Recorded information ::
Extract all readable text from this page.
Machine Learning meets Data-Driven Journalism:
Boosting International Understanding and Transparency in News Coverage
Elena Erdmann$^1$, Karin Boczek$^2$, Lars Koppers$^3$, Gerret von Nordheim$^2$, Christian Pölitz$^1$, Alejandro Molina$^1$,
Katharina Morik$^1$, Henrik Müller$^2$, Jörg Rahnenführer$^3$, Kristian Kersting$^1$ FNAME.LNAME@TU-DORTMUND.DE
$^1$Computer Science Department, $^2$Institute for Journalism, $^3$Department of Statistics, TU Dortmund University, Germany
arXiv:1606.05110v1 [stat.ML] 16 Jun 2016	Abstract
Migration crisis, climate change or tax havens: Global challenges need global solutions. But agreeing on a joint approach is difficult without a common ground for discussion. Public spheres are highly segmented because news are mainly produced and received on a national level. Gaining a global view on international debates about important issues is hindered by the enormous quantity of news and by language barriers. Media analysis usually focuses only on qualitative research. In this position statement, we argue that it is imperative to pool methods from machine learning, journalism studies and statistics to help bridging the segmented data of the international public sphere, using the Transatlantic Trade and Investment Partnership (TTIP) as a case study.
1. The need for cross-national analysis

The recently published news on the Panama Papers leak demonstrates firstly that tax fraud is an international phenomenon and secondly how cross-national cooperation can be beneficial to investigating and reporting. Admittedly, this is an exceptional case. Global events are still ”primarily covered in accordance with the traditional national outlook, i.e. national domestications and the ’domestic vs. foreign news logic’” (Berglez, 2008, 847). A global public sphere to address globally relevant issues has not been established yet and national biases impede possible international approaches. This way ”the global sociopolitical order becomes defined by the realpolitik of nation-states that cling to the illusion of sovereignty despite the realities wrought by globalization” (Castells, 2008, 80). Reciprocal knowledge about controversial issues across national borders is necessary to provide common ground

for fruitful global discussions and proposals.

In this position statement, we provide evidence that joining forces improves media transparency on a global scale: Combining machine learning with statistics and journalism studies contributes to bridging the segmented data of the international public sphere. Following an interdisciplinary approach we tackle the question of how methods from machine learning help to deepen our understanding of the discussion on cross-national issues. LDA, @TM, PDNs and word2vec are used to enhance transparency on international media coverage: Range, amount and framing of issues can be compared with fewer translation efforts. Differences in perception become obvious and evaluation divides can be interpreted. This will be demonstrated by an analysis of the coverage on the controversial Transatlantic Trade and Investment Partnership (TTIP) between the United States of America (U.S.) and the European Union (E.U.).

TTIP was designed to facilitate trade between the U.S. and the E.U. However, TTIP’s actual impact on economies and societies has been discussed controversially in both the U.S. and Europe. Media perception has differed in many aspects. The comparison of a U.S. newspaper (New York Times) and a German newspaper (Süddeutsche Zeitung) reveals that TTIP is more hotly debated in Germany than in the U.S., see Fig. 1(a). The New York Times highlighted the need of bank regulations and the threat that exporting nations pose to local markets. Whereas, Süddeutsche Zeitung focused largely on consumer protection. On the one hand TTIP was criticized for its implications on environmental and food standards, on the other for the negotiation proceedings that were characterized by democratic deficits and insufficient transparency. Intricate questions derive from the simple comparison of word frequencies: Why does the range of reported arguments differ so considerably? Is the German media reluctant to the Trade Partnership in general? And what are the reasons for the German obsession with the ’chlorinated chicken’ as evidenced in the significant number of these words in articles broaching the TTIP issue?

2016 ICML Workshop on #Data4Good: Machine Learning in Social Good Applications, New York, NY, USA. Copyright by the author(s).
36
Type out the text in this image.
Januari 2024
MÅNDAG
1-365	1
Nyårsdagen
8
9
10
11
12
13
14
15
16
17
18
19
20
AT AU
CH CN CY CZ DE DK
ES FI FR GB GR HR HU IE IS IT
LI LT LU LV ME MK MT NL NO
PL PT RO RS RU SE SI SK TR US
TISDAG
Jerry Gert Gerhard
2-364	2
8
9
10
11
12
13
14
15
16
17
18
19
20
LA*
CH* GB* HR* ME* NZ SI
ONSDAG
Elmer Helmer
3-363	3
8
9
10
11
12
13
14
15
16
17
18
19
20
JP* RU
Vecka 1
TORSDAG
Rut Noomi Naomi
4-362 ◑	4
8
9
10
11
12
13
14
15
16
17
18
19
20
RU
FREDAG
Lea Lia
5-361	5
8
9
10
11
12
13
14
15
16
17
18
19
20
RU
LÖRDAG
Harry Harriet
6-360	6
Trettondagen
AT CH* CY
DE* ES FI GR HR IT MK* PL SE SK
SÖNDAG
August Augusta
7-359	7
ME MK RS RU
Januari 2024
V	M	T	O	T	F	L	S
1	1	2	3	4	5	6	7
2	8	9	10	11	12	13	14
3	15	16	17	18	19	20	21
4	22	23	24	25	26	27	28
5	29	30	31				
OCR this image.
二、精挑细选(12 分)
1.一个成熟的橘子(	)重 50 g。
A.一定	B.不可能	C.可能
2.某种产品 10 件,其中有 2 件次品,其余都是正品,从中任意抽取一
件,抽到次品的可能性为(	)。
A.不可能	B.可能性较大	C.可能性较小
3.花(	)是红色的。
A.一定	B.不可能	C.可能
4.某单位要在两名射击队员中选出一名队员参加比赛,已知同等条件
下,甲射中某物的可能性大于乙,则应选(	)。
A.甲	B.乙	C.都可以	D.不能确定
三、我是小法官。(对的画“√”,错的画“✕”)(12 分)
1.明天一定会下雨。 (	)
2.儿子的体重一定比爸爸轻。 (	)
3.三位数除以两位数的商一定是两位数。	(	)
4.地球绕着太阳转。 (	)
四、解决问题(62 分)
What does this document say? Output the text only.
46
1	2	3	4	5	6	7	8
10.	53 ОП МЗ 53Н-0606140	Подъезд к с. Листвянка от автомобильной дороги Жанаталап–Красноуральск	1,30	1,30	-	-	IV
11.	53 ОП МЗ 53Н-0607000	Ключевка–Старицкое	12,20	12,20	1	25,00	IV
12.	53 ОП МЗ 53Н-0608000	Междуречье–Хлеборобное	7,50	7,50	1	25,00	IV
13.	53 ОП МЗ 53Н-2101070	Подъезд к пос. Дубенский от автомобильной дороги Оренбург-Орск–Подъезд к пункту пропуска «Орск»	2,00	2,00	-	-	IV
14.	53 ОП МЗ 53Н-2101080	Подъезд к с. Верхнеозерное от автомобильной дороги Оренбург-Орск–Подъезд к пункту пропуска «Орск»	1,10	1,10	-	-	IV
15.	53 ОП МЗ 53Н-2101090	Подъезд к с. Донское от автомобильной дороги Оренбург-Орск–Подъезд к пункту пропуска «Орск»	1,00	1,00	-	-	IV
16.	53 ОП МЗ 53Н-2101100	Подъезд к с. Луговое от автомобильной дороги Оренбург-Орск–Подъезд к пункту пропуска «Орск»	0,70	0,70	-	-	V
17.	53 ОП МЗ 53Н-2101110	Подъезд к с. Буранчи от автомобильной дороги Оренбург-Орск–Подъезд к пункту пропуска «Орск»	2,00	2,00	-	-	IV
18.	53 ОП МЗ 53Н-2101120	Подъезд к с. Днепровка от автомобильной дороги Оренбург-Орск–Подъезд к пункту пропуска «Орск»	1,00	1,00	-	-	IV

Problem to work on :: Repeat the entries above exactly, leaving nothing out.

Answer to the problem ::
Extract all readable text from this page.
Machine Learning meets Data-Driven Journalism:
Boosting International Understanding and Transparency in News Coverage
Elena Erdmann$^1$, Karin Boczek$^2$, Lars Koppers$^3$, Gerret von Nordheim$^2$, Christian Pölitz$^1$, Alejandro Molina$^1$,
Katharina Morik$^1$, Henrik Müller$^2$, Jörg Rahnenführer$^3$, Kristian Kersting$^1$ FNAME.LNAME@TU-DORTMUND.DE
$^1$Computer Science Department, $^2$Institute for Journalism, $^3$Department of Statistics, TU Dortmund University, Germany
arXiv:1606.05110v1 [stat.ML] 16 Jun 2016	Abstract
Migration crisis, climate change or tax havens: Global challenges need global solutions. But agreeing on a joint approach is difficult without a common ground for discussion. Public spheres are highly segmented because news are mainly produced and received on a national level. Gaining a global view on international debates about important issues is hindered by the enormous quantity of news and by language barriers. Media analysis usually focuses only on qualitative research. In this position statement, we argue that it is imperative to pool methods from machine learning, journalism studies and statistics to help bridging the segmented data of the international public sphere, using the Transatlantic Trade and Investment Partnership (TTIP) as a case study.
1. The need for cross-national analysis

The recently published news on the Panama Papers leak demonstrates firstly that tax fraud is an international phenomenon and secondly how cross-national cooperation can be beneficial to investigating and reporting. Admittedly, this is an exceptional case. Global events are still ”primarily covered in accordance with the traditional national outlook, i.e. national domestications and the ’domestic vs. foreign news logic’” (Berglez, 2008, 847). A global public sphere to address globally relevant issues has not been established yet and national biases impede possible international approaches. This way ”the global sociopolitical order becomes defined by the realpolitik of nation-states that cling to the illusion of sovereignty despite the realities wrought by globalization” (Castells, 2008, 80). Reciprocal knowledge about controversial issues across national borders is necessary to provide common ground

for fruitful global discussions and proposals.

In this position statement, we provide evidence that joining forces improves media transparency on a global scale: Combining machine learning with statistics and journalism studies contributes to bridging the segmented data of the international public sphere. Following an interdisciplinary approach we tackle the question of how methods from machine learning help to deepen our understanding of the discussion on cross-national issues. LDA, @TM, PDNs and word2vec are used to enhance transparency on international media coverage: Range, amount and framing of issues can be compared with fewer translation efforts. Differences in perception become obvious and evaluation divides can be interpreted. This will be demonstrated by an analysis of the coverage on the controversial Transatlantic Trade and Investment Partnership (TTIP) between the United States of America (U.S.) and the European Union (E.U.).

TTIP was designed to facilitate trade between the U.S. and the E.U. However, TTIP’s actual impact on economies and societies has been discussed controversially in both the U.S. and Europe. Media perception has differed in many aspects. The comparison of a U.S. newspaper (New York Times) and a German newspaper (Süddeutsche Zeitung) reveals that TTIP is more hotly debated in Germany than in the U.S., see Fig. 1(a). The New York Times highlighted the need of bank regulations and the threat that exporting nations pose to local markets. Whereas, Süddeutsche Zeitung focused largely on consumer protection. On the one hand TTIP was criticized for its implications on environmental and food standards, on the other for the negotiation proceedings that were characterized by democratic deficits and insufficient transparency. Intricate questions derive from the simple comparison of word frequencies: Why does the range of reported arguments differ so considerably? Is the German media reluctant to the Trade Partnership in general? And what are the reasons for the German obsession with the ’chlorinated chicken’ as evidenced in the significant number of these words in articles broaching the TTIP issue?

2016 ICML Workshop on #Data4Good: Machine Learning in Social Good Applications, New York, NY, USA. Copyright by the author(s).
36
Type out the text in this image.
Januari 2024
MÅNDAG
1-365	1
Nyårsdagen
8
9
10
11
12
13
14
15
16
17
18
19
20
AT AU
CH CN CY CZ DE DK
ES FI FR GB GR HR HU IE IS IT
LI LT LU LV ME MK MT NL NO
PL PT RO RS RU SE SI SK TR US
TISDAG
Jerry Gert Gerhard
2-364	2
8
9
10
11
12
13
14
15
16
17
18
19
20
LA*
CH* GB* HR* ME* NZ SI
ONSDAG
Elmer Helmer
3-363	3
8
9
10
11
12
13
14
15
16
17
18
19
20
JP* RU
Vecka 1
TORSDAG
Rut Noomi Naomi
4-362 ◑	4
8
9
10
11
12
13
14
15
16
17
18
19
20
RU
FREDAG
Lea Lia
5-361	5
8
9
10
11
12
13
14
15
16
17
18
19
20
RU
LÖRDAG
Harry Harriet
6-360	6
Trettondagen
AT CH* CY
DE* ES FI GR HR IT MK* PL SE SK
SÖNDAG
August Augusta
7-359	7
ME MK RS RU
Januari 2024
V	M	T	O	T	F	L	S
1	1	2	3	4	5	6	7
2	8	9	10	11	12	13	14
3	15	16	17	18	19	20	21
4	22	23	24	25	26	27	28
5	29	30	31				
OCR this image.
二、精挑细选(12 分)
1.一个成熟的橘子(	)重 50 g。
A.一定	B.不可能	C.可能
2.某种产品 10 件,其中有 2 件次品,其余都是正品,从中任意抽取一
件,抽到次品的可能性为(	)。
A.不可能	B.可能性较大	C.可能性较小
3.花(	)是红色的。
A.一定	B.不可能	C.可能
4.某单位要在两名射击队员中选出一名队员参加比赛,已知同等条件
下,甲射中某物的可能性大于乙,则应选(	)。
A.甲	B.乙	C.都可以	D.不能确定
三、我是小法官。(对的画“√”,错的画“✕”)(12 分)
1.明天一定会下雨。 (	)
2.儿子的体重一定比爸爸轻。 (	)
3.三位数除以两位数的商一定是两位数。	(	)
4.地球绕着太阳转。 (	)
四、解决问题(62 分)
What does this document say? Output the text only.
46
1	2	3	4	5	6	7	8
10.	53 ОП МЗ 53Н-0606140	Подъезд к с. Листвянка от автомобильной дороги Жанаталап–Красноуральск	1,30	1,30	-	-	IV
11.	53 ОП МЗ 53Н-0607000	Ключевка–Старицкое	12,20	12,20	1	25,00	IV
12.	53 ОП МЗ 53Н-0608000	Междуречье–Хлеборобное	7,50	7,50	1	25,00	IV
13.	53 ОП МЗ 53Н-2101070	Подъезд к пос. Дубенский от автомобильной дороги Оренбург-Орск–Подъезд к пункту пропуска «Орск»	2,00	2,00	-	-	IV
14.	53 ОП МЗ 53Н-2101080	Подъезд к с. Верхнеозерное от автомобильной дороги Оренбург-Орск–Подъезд к пункту пропуска «Орск»	1,10	1,10	-	-	IV
15.	53 ОП МЗ 53Н-2101090	Подъезд к с. Донское от автомобильной дороги Оренбург-Орск–Подъезд к пункту пропуска «Орск»	1,00	1,00	-	-	IV
16.	53 ОП МЗ 53Н-2101100	Подъезд к с. Луговое от автомобильной дороги Оренбург-Орск–Подъезд к пункту пропуска «Орск»	0,70	0,70	-	-	V
17.	53 ОП МЗ 53Н-2101110	Подъезд к с. Буранчи от автомобильной дороги Оренбург-Орск–Подъезд к пункту пропуска «Орск»	2,00	2,00	-	-	IV
18.	53 ОП МЗ 53Н-2101120	Подъезд к с. Днепровка от автомобильной дороги Оренбург-Орск–Подъезд к пункту пропуска «Орск»	1,00	1,00	-	-	IV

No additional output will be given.